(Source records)

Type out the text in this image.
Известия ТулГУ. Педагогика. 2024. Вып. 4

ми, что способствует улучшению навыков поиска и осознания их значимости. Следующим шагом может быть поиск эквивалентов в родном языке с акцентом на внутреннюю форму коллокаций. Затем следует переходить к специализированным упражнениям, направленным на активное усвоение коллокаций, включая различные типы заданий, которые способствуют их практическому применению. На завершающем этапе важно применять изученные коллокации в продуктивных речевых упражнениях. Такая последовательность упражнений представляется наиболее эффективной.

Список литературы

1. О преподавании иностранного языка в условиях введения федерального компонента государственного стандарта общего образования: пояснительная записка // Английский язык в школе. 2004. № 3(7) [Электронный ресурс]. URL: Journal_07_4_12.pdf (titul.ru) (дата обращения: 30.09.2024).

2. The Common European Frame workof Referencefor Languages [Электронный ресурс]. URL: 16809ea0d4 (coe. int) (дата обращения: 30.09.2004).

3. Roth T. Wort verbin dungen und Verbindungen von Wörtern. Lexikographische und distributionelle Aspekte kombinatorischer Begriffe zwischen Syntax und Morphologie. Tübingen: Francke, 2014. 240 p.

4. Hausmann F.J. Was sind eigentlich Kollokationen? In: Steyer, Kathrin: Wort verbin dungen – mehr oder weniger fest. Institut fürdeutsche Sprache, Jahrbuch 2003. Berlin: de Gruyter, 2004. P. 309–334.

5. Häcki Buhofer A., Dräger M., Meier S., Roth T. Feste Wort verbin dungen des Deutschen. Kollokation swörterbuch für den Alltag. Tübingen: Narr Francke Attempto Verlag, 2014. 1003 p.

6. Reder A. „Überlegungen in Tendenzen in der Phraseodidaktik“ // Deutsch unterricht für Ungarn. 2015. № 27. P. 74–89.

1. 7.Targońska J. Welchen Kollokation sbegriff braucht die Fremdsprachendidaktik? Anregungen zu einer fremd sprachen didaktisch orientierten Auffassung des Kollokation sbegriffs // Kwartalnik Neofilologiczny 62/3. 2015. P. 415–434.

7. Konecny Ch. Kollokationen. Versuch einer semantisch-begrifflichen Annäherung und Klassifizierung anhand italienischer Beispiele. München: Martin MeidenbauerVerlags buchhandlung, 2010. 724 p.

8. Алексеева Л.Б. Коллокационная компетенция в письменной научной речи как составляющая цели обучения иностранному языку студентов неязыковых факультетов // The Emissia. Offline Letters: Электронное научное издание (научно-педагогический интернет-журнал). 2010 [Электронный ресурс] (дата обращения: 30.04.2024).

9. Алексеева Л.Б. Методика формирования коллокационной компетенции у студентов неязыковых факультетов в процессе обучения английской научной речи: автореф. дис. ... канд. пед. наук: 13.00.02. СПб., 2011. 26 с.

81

---

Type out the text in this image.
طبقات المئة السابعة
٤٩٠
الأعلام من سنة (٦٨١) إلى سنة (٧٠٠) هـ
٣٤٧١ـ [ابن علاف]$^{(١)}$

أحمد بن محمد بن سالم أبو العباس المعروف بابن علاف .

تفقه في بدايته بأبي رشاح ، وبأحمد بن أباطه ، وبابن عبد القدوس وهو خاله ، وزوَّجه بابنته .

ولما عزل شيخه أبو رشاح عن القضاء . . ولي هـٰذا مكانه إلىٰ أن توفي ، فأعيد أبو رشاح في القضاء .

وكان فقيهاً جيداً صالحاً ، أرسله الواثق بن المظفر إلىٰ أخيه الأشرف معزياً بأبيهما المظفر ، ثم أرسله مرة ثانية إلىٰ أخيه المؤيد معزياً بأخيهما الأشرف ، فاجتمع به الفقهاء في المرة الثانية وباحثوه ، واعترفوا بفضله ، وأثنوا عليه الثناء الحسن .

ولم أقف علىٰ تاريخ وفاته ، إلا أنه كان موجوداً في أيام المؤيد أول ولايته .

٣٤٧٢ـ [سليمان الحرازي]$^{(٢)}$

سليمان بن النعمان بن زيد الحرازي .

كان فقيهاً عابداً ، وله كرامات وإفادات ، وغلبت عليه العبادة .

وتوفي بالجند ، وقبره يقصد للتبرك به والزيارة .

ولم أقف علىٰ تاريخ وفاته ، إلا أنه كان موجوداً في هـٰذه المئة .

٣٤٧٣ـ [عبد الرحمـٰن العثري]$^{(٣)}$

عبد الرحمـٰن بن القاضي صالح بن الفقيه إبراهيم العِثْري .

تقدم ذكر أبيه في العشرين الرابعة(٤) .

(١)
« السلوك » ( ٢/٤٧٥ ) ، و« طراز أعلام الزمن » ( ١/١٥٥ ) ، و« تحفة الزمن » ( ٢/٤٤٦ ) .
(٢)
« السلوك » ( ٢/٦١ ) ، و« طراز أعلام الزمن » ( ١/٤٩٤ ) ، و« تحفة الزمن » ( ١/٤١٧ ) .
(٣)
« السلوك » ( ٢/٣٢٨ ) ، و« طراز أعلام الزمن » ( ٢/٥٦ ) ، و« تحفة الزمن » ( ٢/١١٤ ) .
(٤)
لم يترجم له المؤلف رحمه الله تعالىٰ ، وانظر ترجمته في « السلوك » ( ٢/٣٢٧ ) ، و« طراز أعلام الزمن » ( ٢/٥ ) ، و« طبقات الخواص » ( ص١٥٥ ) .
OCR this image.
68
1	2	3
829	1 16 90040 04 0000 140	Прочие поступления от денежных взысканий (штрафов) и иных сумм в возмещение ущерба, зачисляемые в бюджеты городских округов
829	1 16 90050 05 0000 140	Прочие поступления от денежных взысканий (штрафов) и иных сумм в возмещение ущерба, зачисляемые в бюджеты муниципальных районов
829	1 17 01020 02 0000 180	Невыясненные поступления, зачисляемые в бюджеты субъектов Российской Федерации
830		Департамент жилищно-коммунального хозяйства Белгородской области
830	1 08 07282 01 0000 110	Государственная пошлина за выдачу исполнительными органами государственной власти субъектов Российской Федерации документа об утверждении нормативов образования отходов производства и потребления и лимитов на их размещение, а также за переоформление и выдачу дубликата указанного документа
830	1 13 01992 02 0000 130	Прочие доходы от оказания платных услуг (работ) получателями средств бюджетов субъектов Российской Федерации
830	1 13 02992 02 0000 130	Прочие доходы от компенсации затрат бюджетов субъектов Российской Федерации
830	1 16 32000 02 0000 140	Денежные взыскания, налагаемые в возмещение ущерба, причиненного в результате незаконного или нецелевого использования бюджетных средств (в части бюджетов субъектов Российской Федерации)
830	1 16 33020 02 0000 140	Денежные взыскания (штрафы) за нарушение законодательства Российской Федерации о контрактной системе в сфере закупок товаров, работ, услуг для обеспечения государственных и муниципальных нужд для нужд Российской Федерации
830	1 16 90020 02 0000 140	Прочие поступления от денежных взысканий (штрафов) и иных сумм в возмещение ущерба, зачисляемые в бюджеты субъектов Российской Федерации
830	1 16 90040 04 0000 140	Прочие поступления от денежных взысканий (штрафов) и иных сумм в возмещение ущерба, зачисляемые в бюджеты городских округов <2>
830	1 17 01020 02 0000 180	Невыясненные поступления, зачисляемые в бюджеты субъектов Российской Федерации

## SET PROBLEM
Each line above that holds the string "المئة" should be copied and shown.

## SOLUTION TO THIS EXERCISE
طبقات المئة السابعة
ولم أقف علىٰ تاريخ وفاته ، إلا أنه كان موجوداً في هـٰذه المئة .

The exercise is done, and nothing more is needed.